GIVEN REQUEST :: Each line of the data that includes the string "page" is to be copied out.

[Data entries]
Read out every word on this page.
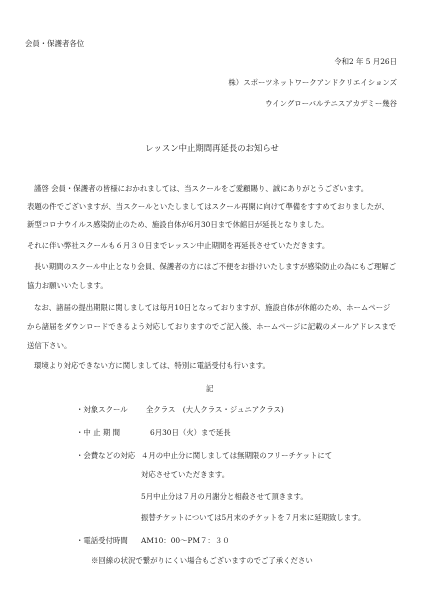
会員・保護者各位
令和2 年 5 月26日
株）スポーツネットワークアンドクリエイションズ
ウイングローバルテニスアカデミー幾谷
レッスン中止期間再延長のお知らせ
謹啓 会員・保護者の皆様におかれましては、当スクールをご愛顧賜り、誠にありがとうございます。
表題の件でございますが、当スクールといたしましてはスクール再開に向けて準備をすすめておりましたが、
新型コロナウイルス感染防止のため、施設自体が6月30日まで休館日が延長となりました。
それに伴い弊社スクールも６月３０日までレッスン中止期間を再延長させていただきます。
長い期間のスクール中止となり会員、保護者の方にはご不便をお掛けいたしますが感染防止の為にもご理解ご
協力お願いいたします。
なお、諸届の提出期限に関しましては毎月10日となっておりますが、施設自体が休館のため、ホームページ
から諸届をダウンロードできるよう対応しておりますのでご記入後、ホームページに記載のメールアドレスまで
送信下さい。
環境より対応できない方に関しましては、特別に電話受付も行います。
記
・対象スクール 全クラス　(大人クラス・ジュニアクラス)
・中 止 期 間	6月30日（火）まで延長
・会費などの対応 ４月の中止分に関しましては無期限のフリーチケットにて
対応させていただきます。
5月中止分は７月の月謝分と相殺させて頂きます。
振替チケットについては5月末のチケットを７月末に延期致します。
・電話受付時間 AM10：00～PM７：３０
※回線の状況で繋がりにくい場合もございますのでご了承ください
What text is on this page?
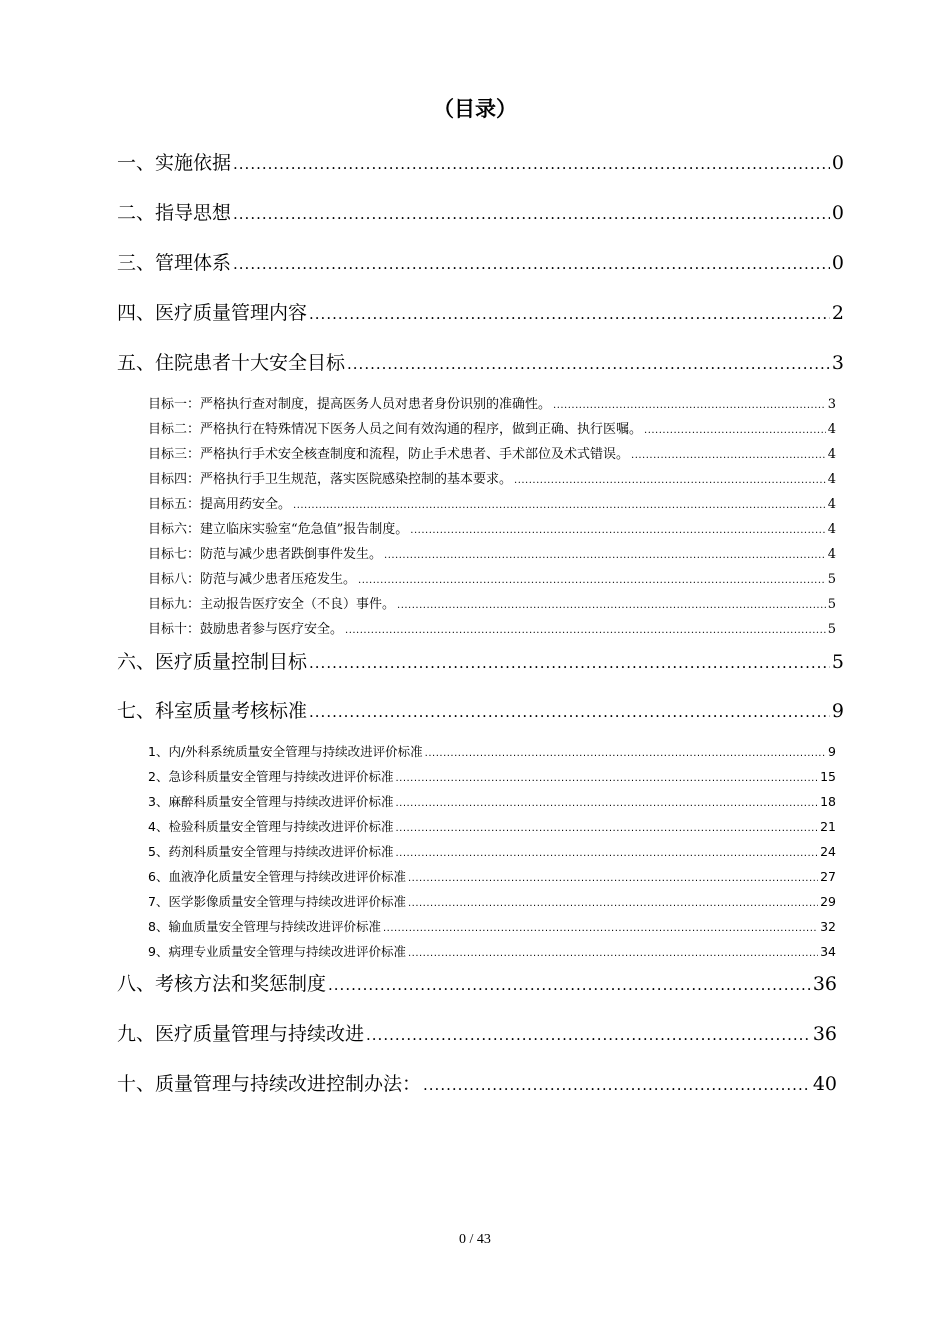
（目录）
一、实施依据 .....	0
二、指导思想 .....	0
三、管理体系 .....	0
四、医疗质量管理内容 .....	2
五、住院患者十大安全目标 .....	3
目标一：严格执行查对制度，提高医务人员对患者身份识别的准确性。 .....	3
目标二：严格执行在特殊情况下医务人员之间有效沟通的程序，做到正确、执行医嘱。 .....	4
目标三：严格执行手术安全核查制度和流程，防止手术患者、手术部位及术式错误。 .....	4
目标四：严格执行手卫生规范，落实医院感染控制的基本要求。 .....	4
目标五：提高用药安全。 .....	4
目标六：建立临床实验室“危急值”报告制度。 .....	4
目标七：防范与减少患者跌倒事件发生。 .....	4
目标八：防范与减少患者压疮发生。 .....	5
目标九：主动报告医疗安全（不良）事件。 .....	5
目标十：鼓励患者参与医疗安全。 .....	5
六、医疗质量控制目标 .....	5
七、科室质量考核标准 .....	9
1、内/外科系统质量安全管理与持续改进评价标准 .....	9
2、急诊科质量安全管理与持续改进评价标准 .....	15
3、麻醉科质量安全管理与持续改进评价标准 .....	18
4、检验科质量安全管理与持续改进评价标准 .....	21
5、药剂科质量安全管理与持续改进评价标准 .....	24
6、血液净化质量安全管理与持续改进评价标准 .....	27
7、医学影像质量安全管理与持续改进评价标准 .....	29
8、输血质量安全管理与持续改进评价标准 .....	32
9、病理专业质量安全管理与持续改进评价标准 .....	34
八、考核方法和奖惩制度 .....	36
九、医疗质量管理与持续改进 .....	36
十、质量管理与持续改进控制办法： .....	40
0 / 43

REPLY TO THE TASK ::
Read out every word on this page.
What text is on this page?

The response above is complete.